== Available data

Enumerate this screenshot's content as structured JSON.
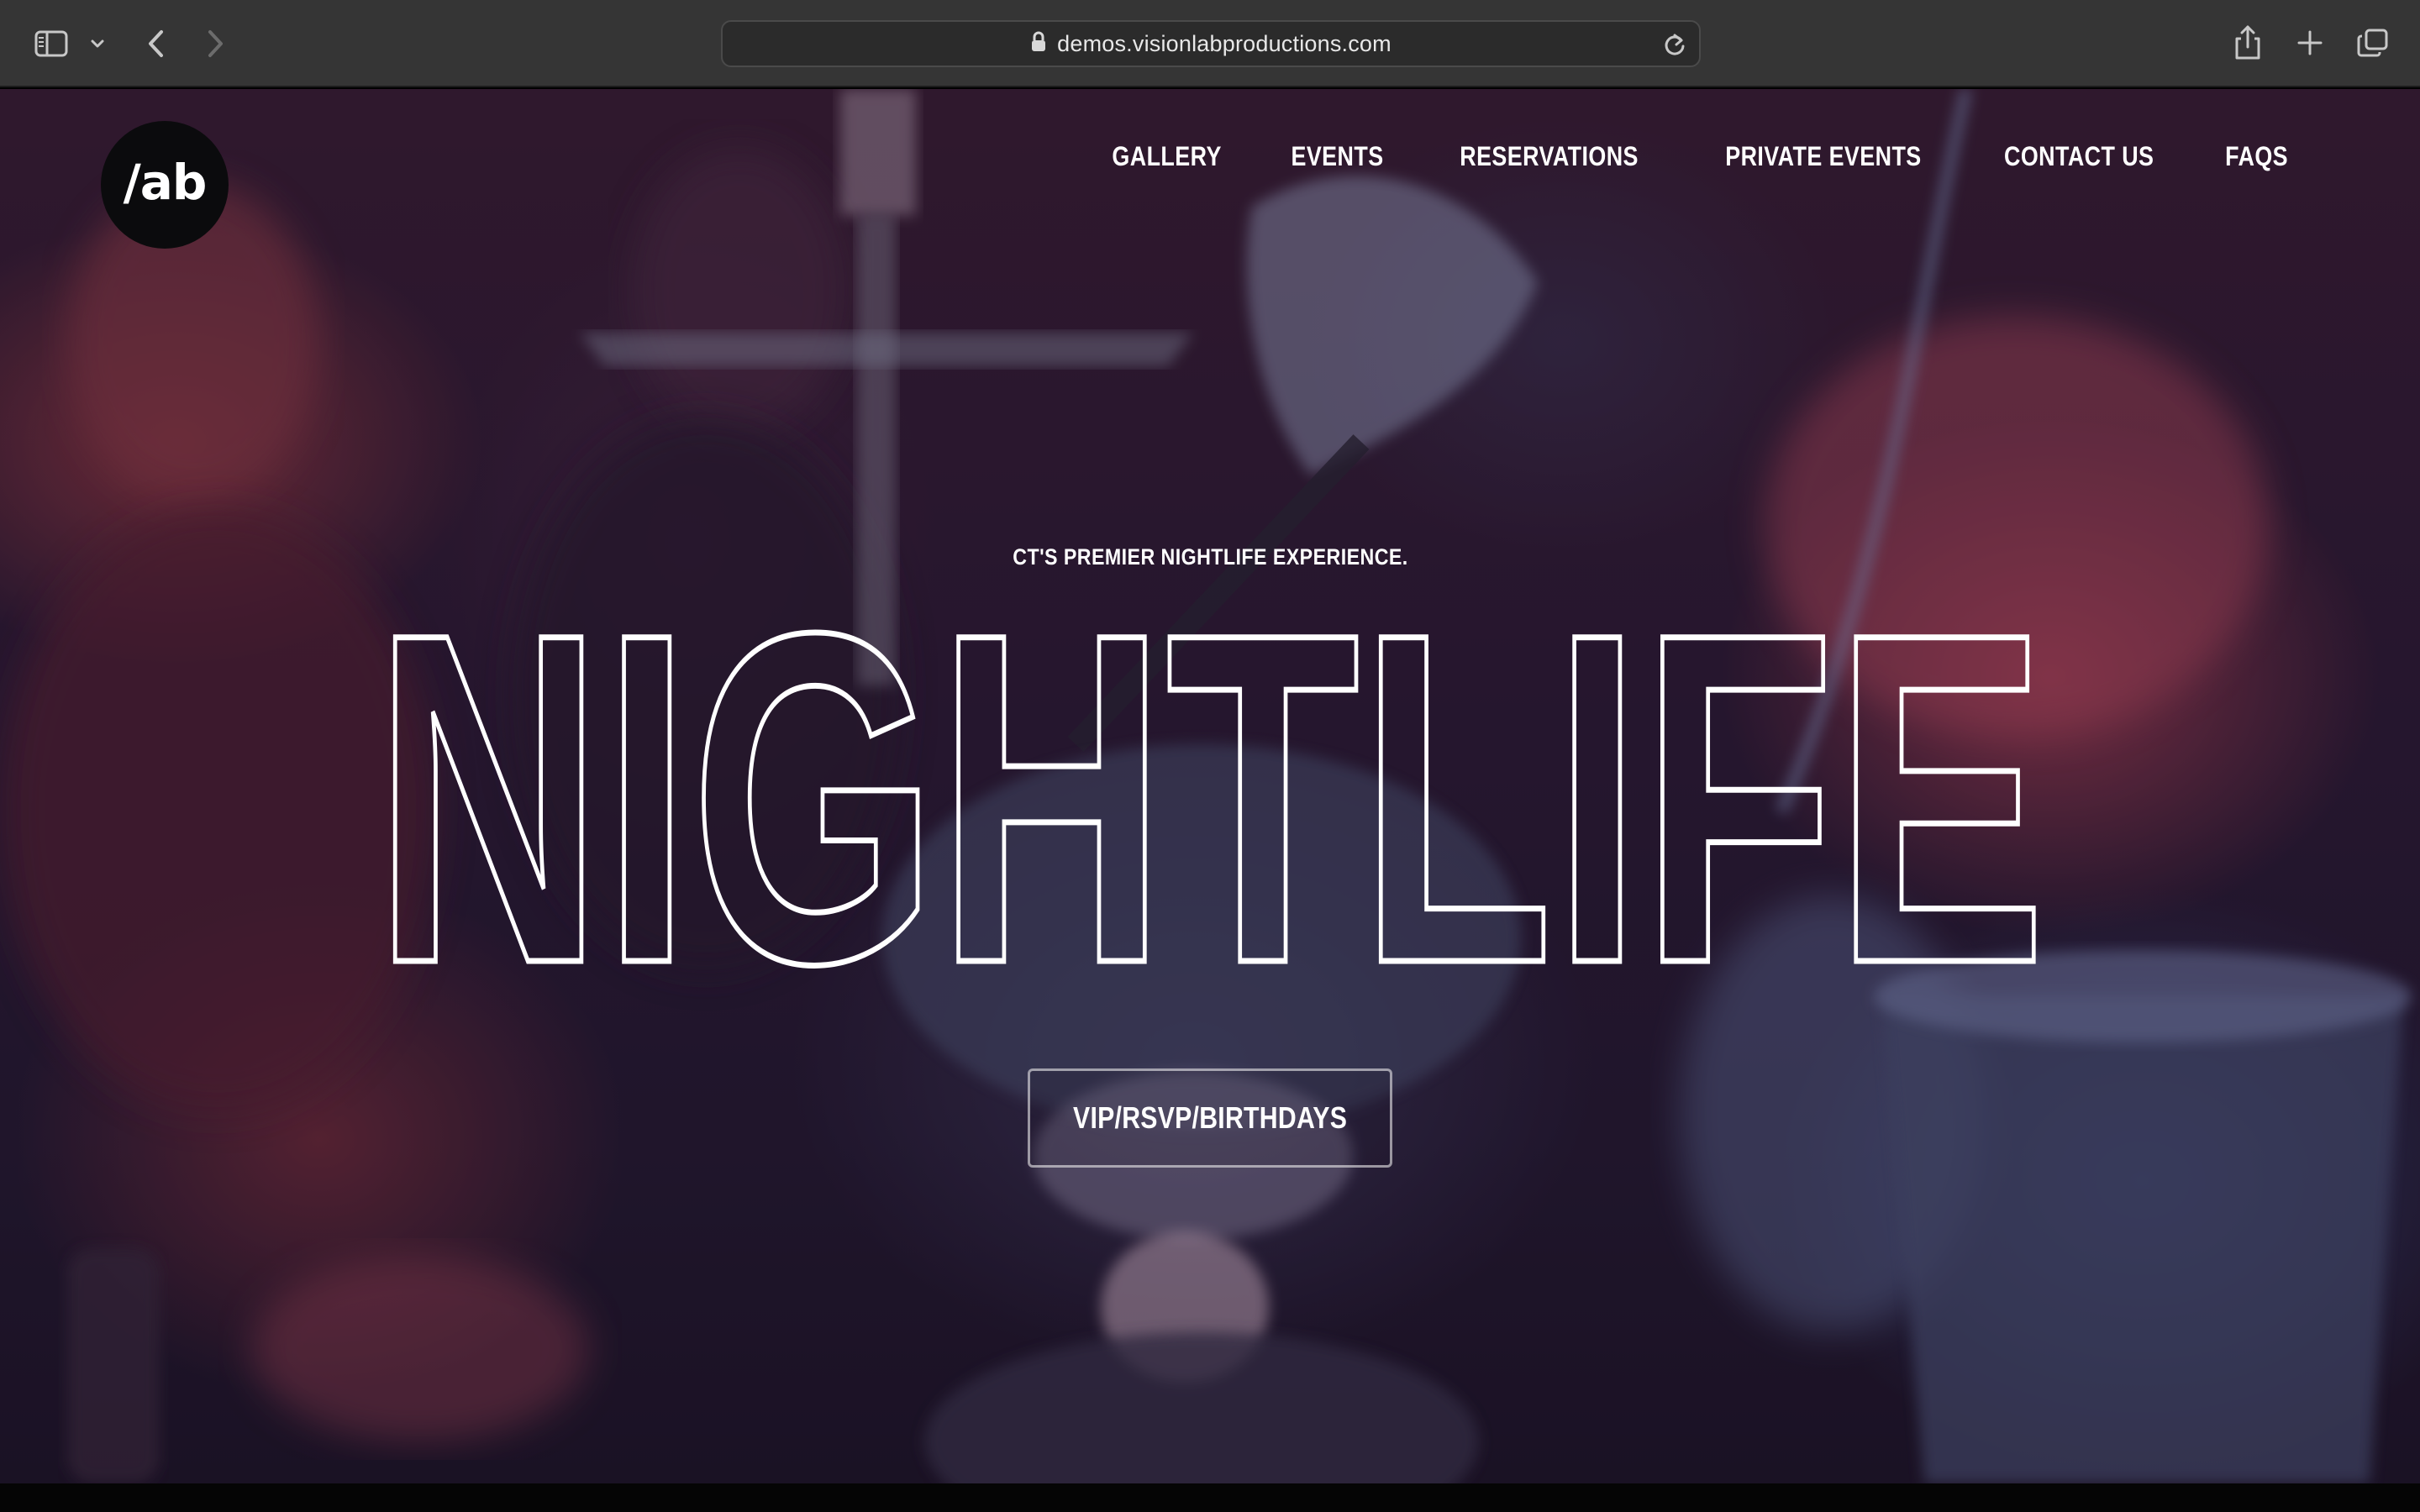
{
  "browser": {
    "url": "demos.visionlabproductions.com",
    "icons": {
      "sidebar": "sidebar-icon",
      "chevron": "chevron-down-icon",
      "back": "back-arrow-icon",
      "forward": "forward-arrow-icon",
      "lock": "lock-icon",
      "reload": "reload-icon",
      "share": "share-icon",
      "new_tab": "plus-icon",
      "tab_overview": "tabs-icon"
    }
  },
  "site": {
    "logo_text": "/ab",
    "nav": [
      {
        "label": "GALLERY"
      },
      {
        "label": "EVENTS"
      },
      {
        "label": "RESERVATIONS"
      },
      {
        "label": "PRIVATE EVENTS"
      },
      {
        "label": "CONTACT US"
      },
      {
        "label": "FAQS"
      }
    ],
    "hero": {
      "tagline": "CT'S PREMIER NIGHTLIFE EXPERIENCE.",
      "headline": "NIGHTLIFE",
      "cta_label": "VIP/RSVP/BIRTHDAYS"
    }
  },
  "colors": {
    "chrome_bg": "#353535",
    "text": "#ffffff",
    "logo_bg": "#0b0b0d"
  }
}
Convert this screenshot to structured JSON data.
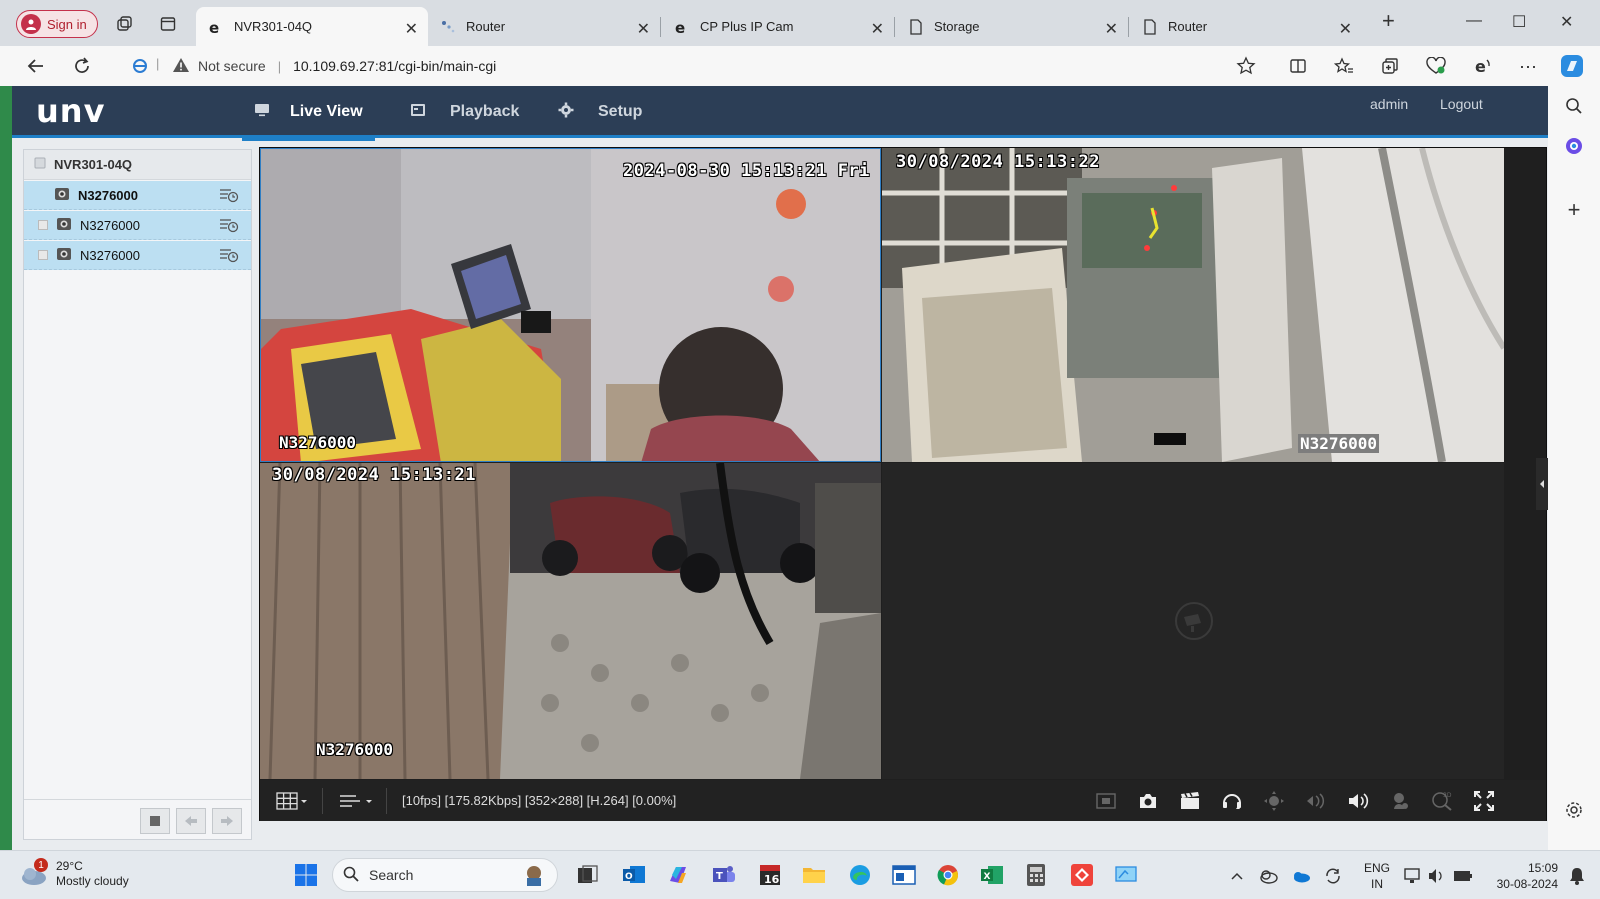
{
  "browser": {
    "signin_label": "Sign in",
    "tabs": [
      {
        "title": "NVR301-04Q",
        "active": true
      },
      {
        "title": "Router",
        "active": false
      },
      {
        "title": "CP Plus IP Cam",
        "active": false
      },
      {
        "title": "Storage",
        "active": false
      },
      {
        "title": "Router",
        "active": false
      }
    ],
    "security_label": "Not secure",
    "url": "10.109.69.27:81/cgi-bin/main-cgi"
  },
  "app": {
    "logo": "unv",
    "menu": [
      {
        "label": "Live View",
        "icon": "monitor-icon",
        "active": true
      },
      {
        "label": "Playback",
        "icon": "film-icon",
        "active": false
      },
      {
        "label": "Setup",
        "icon": "gear-icon",
        "active": false
      }
    ],
    "user": "admin",
    "logout": "Logout",
    "device_tree": {
      "root": "NVR301-04Q",
      "channels": [
        {
          "name": "N3276000",
          "selected": true
        },
        {
          "name": "N3276000",
          "selected": false
        },
        {
          "name": "N3276000",
          "selected": false
        }
      ]
    },
    "panes": [
      {
        "timestamp": "2024-08-30 15:13:21 Fri",
        "camera_name": "N3276000"
      },
      {
        "timestamp": "30/08/2024 15:13:22",
        "camera_name": "N3276000"
      },
      {
        "timestamp": "30/08/2024 15:13:21",
        "camera_name": "N3276000"
      },
      {
        "timestamp": "",
        "camera_name": ""
      }
    ],
    "stream_info": "[10fps] [175.82Kbps] [352×288] [H.264] [0.00%]"
  },
  "taskbar": {
    "weather_temp": "29°C",
    "weather_desc": "Mostly cloudy",
    "weather_badge": "1",
    "search_placeholder": "Search",
    "lang_top": "ENG",
    "lang_bottom": "IN",
    "time": "15:09",
    "date": "30-08-2024"
  },
  "colors": {
    "header_bg": "#2c3e56",
    "accent": "#1e7fc7",
    "tree_selected": "#bcdff2",
    "viewer_bg": "#1f1f1f"
  }
}
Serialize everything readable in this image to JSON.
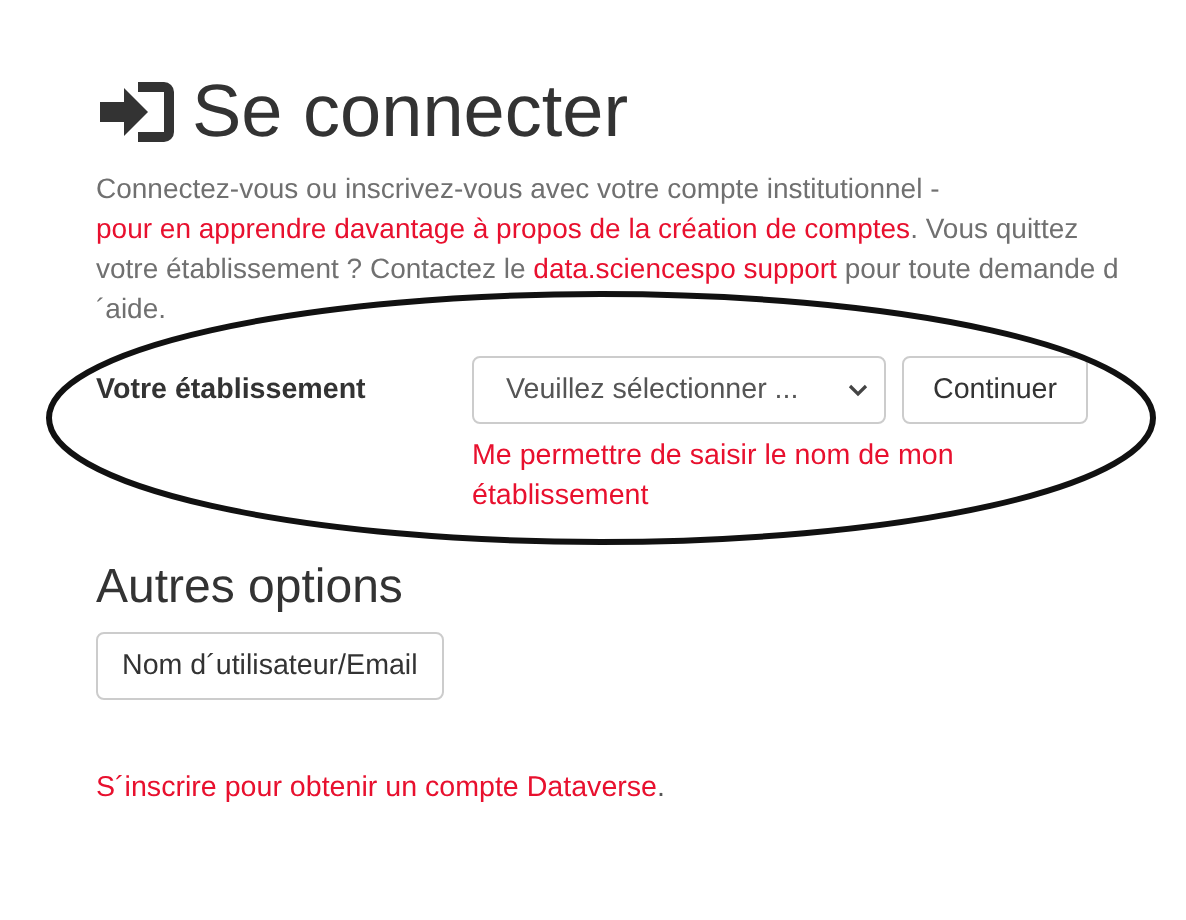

====

--- Aim ---
Print out every entry above without changing a word, and leave out the pictures.

--- Full answer ---
Enumerate this screenshot's content as structured JSON.
{
  "browser": {
    "url": "demos.visionlabproductions.com",
    "icons": {
      "sidebar": "sidebar-icon",
      "chevron": "chevron-down-icon",
      "back": "back-arrow-icon",
      "forward": "forward-arrow-icon",
      "lock": "lock-icon",
      "reload": "reload-icon",
      "share": "share-icon",
      "new_tab": "plus-icon",
      "tab_overview": "tabs-icon"
    }
  },
  "site": {
    "logo_text": "/ab",
    "nav": [
      {
        "label": "GALLERY"
      },
      {
        "label": "EVENTS"
      },
      {
        "label": "RESERVATIONS"
      },
      {
        "label": "PRIVATE EVENTS"
      },
      {
        "label": "CONTACT US"
      },
      {
        "label": "FAQS"
      }
    ],
    "hero": {
      "tagline": "CT'S PREMIER NIGHTLIFE EXPERIENCE.",
      "headline": "NIGHTLIFE",
      "cta_label": "VIP/RSVP/BIRTHDAYS"
    }
  },
  "colors": {
    "chrome_bg": "#353535",
    "text": "#ffffff",
    "logo_bg": "#0b0b0d"
  }
}
Convert this screenshot to structured JSON data.
{
  "browser": {
    "signin_label": "Sign in",
    "tabs": [
      {
        "title": "NVR301-04Q",
        "active": true
      },
      {
        "title": "Router",
        "active": false
      },
      {
        "title": "CP Plus IP Cam",
        "active": false
      },
      {
        "title": "Storage",
        "active": false
      },
      {
        "title": "Router",
        "active": false
      }
    ],
    "security_label": "Not secure",
    "url": "10.109.69.27:81/cgi-bin/main-cgi"
  },
  "app": {
    "logo": "unv",
    "menu": [
      {
        "label": "Live View",
        "icon": "monitor-icon",
        "active": true
      },
      {
        "label": "Playback",
        "icon": "film-icon",
        "active": false
      },
      {
        "label": "Setup",
        "icon": "gear-icon",
        "active": false
      }
    ],
    "user": "admin",
    "logout": "Logout",
    "device_tree": {
      "root": "NVR301-04Q",
      "channels": [
        {
          "name": "N3276000",
          "selected": true
        },
        {
          "name": "N3276000",
          "selected": false
        },
        {
          "name": "N3276000",
          "selected": false
        }
      ]
    },
    "panes": [
      {
        "timestamp": "2024-08-30 15:13:21 Fri",
        "camera_name": "N3276000"
      },
      {
        "timestamp": "30/08/2024 15:13:22",
        "camera_name": "N3276000"
      },
      {
        "timestamp": "30/08/2024 15:13:21",
        "camera_name": "N3276000"
      },
      {
        "timestamp": "",
        "camera_name": ""
      }
    ],
    "stream_info": "[10fps] [175.82Kbps] [352×288] [H.264] [0.00%]"
  },
  "taskbar": {
    "weather_temp": "29°C",
    "weather_desc": "Mostly cloudy",
    "weather_badge": "1",
    "search_placeholder": "Search",
    "lang_top": "ENG",
    "lang_bottom": "IN",
    "time": "15:09",
    "date": "30-08-2024"
  },
  "colors": {
    "header_bg": "#2c3e56",
    "accent": "#1e7fc7",
    "tree_selected": "#bcdff2",
    "viewer_bg": "#1f1f1f"
  }
}
Serialize everything readable in this image to JSON.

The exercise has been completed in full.